(Stored dataset records)
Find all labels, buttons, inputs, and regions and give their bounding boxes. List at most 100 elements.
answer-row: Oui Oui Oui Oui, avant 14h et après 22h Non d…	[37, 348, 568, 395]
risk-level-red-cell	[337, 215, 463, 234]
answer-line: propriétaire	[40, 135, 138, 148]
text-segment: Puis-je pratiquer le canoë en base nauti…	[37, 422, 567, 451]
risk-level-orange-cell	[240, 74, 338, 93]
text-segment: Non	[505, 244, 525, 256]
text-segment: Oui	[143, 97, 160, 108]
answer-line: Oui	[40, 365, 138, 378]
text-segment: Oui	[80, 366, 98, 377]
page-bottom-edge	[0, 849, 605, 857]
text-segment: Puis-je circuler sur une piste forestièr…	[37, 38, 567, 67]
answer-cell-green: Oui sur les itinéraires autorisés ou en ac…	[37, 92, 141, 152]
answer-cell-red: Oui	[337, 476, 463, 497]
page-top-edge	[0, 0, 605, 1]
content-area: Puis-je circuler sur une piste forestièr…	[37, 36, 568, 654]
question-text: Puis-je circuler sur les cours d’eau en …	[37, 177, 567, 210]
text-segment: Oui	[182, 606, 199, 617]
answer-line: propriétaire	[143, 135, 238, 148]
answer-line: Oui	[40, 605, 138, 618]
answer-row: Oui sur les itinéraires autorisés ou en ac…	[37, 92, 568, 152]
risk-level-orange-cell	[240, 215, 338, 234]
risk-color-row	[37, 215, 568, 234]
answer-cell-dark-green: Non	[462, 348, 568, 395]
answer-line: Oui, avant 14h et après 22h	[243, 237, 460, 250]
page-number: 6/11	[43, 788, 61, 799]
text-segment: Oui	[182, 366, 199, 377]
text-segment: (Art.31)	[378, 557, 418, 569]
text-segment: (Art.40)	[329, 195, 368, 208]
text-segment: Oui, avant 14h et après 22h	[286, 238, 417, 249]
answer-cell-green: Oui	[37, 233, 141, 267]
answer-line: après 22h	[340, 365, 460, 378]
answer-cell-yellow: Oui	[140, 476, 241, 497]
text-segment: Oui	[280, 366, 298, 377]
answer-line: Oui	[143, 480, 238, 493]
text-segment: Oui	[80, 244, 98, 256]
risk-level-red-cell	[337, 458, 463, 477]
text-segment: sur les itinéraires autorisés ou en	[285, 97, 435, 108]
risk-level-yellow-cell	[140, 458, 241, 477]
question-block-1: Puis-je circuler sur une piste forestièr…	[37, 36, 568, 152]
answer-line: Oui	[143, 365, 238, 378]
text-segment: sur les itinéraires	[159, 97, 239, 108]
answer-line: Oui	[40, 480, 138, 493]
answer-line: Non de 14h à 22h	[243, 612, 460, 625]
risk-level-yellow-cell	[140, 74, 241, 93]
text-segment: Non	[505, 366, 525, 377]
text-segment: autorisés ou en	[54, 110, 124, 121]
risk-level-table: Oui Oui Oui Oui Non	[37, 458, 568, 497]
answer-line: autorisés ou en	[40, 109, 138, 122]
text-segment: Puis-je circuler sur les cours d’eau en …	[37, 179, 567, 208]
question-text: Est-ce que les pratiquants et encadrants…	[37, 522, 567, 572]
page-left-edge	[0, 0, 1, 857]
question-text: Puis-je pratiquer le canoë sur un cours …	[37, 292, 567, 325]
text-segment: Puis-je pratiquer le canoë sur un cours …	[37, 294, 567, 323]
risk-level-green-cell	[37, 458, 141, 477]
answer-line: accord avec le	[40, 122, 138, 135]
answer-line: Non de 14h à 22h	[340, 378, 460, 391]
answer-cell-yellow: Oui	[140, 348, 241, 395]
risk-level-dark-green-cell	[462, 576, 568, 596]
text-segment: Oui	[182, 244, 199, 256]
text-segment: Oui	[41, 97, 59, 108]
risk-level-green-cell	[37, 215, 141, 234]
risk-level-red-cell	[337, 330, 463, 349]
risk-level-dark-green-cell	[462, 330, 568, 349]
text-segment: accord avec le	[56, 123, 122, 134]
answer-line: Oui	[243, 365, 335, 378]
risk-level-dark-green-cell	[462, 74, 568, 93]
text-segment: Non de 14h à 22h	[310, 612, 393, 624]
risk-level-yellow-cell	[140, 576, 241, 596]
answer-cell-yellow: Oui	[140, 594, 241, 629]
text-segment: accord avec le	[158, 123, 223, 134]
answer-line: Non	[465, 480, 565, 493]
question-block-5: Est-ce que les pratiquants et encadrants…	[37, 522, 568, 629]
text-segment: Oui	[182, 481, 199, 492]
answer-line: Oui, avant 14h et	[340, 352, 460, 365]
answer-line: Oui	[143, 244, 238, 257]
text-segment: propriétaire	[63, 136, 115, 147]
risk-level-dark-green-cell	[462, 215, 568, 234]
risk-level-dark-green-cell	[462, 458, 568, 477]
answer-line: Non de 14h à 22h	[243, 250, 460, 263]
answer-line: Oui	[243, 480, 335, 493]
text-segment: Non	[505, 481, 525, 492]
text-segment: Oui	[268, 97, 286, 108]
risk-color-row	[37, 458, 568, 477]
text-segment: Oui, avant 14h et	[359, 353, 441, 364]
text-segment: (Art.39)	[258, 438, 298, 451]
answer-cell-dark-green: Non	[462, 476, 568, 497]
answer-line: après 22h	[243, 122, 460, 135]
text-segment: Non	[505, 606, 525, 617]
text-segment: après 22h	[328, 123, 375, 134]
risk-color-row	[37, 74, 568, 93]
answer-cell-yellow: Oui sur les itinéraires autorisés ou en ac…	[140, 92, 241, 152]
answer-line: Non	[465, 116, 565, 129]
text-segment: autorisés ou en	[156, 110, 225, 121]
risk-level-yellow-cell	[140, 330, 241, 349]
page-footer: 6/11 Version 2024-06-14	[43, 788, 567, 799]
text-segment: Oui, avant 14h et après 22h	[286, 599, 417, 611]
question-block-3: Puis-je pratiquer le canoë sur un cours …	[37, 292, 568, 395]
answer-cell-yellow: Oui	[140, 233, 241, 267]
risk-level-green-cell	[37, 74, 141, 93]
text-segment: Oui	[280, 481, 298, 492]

TASK DESCRIPTION >> Convert everything from the start of the records down to the line containing "135, 138, 148]" into a numbered list, leaving out any blank lines.

WRITTEN SOLUTION >>
1. Find all labels, buttons, inputs, and regions and give their bounding boxes. List at most 100 elements.
2. answer-row: Oui Oui Oui Oui, avant 14h et après 22h Non d…	[37, 348, 568, 395]
3. risk-level-red-cell	[337, 215, 463, 234]
4. answer-line: propriétaire	[40, 135, 138, 148]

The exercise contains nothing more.